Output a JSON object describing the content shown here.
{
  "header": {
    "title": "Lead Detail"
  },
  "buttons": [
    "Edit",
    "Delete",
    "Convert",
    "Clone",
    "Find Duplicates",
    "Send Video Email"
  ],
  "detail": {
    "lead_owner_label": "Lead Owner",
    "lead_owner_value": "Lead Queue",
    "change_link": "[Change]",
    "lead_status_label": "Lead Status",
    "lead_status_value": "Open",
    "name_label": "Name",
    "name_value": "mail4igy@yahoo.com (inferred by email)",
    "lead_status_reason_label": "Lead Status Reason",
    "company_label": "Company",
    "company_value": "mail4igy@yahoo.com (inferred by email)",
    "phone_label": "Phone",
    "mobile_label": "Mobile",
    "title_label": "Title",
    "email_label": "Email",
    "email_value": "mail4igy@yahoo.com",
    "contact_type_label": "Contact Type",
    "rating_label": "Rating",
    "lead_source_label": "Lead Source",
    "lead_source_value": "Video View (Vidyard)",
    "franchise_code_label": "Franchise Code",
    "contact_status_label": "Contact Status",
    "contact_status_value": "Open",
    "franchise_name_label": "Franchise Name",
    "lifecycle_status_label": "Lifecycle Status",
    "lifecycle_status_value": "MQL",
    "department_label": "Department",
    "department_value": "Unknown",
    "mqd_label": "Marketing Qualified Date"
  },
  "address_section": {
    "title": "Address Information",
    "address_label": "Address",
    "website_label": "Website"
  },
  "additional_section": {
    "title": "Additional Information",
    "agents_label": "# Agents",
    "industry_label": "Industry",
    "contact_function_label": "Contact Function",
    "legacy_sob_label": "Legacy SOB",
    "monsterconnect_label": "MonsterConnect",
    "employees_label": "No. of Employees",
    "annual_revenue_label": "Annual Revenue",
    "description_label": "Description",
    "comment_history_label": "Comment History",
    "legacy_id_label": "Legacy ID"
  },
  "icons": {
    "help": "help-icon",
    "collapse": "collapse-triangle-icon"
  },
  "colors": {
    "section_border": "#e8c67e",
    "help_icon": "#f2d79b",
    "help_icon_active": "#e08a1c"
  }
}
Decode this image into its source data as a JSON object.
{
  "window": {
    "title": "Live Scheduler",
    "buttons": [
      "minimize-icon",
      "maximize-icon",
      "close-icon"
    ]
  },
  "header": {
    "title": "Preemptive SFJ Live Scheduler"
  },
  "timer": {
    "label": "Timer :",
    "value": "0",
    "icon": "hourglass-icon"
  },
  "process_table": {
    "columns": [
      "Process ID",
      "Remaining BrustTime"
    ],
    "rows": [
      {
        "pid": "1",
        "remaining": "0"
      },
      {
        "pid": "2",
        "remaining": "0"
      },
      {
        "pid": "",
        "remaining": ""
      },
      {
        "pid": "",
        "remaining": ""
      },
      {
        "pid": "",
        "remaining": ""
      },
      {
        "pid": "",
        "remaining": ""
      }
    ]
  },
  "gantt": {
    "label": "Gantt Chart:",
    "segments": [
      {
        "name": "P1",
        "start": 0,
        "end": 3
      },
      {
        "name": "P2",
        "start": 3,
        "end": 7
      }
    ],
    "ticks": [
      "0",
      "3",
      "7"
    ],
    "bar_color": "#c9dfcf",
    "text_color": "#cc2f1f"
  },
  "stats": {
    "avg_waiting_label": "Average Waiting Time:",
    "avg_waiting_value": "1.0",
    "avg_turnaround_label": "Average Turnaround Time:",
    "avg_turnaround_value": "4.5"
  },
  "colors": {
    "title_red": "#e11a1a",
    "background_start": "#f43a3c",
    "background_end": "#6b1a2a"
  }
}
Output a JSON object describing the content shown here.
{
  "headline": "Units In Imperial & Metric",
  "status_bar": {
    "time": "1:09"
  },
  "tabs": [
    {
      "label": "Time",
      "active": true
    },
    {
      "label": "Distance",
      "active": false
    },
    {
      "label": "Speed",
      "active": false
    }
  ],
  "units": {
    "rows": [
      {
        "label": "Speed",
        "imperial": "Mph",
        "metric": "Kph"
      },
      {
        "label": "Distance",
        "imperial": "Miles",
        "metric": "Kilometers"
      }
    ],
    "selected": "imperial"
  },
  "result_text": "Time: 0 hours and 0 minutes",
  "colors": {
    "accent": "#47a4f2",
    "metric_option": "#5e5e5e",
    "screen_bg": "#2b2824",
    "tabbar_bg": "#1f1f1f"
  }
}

-=-=-

Work to complete
Work out how many lines in the entries hold the string "Legacy". Your answer should consist solely of that number.

Response
2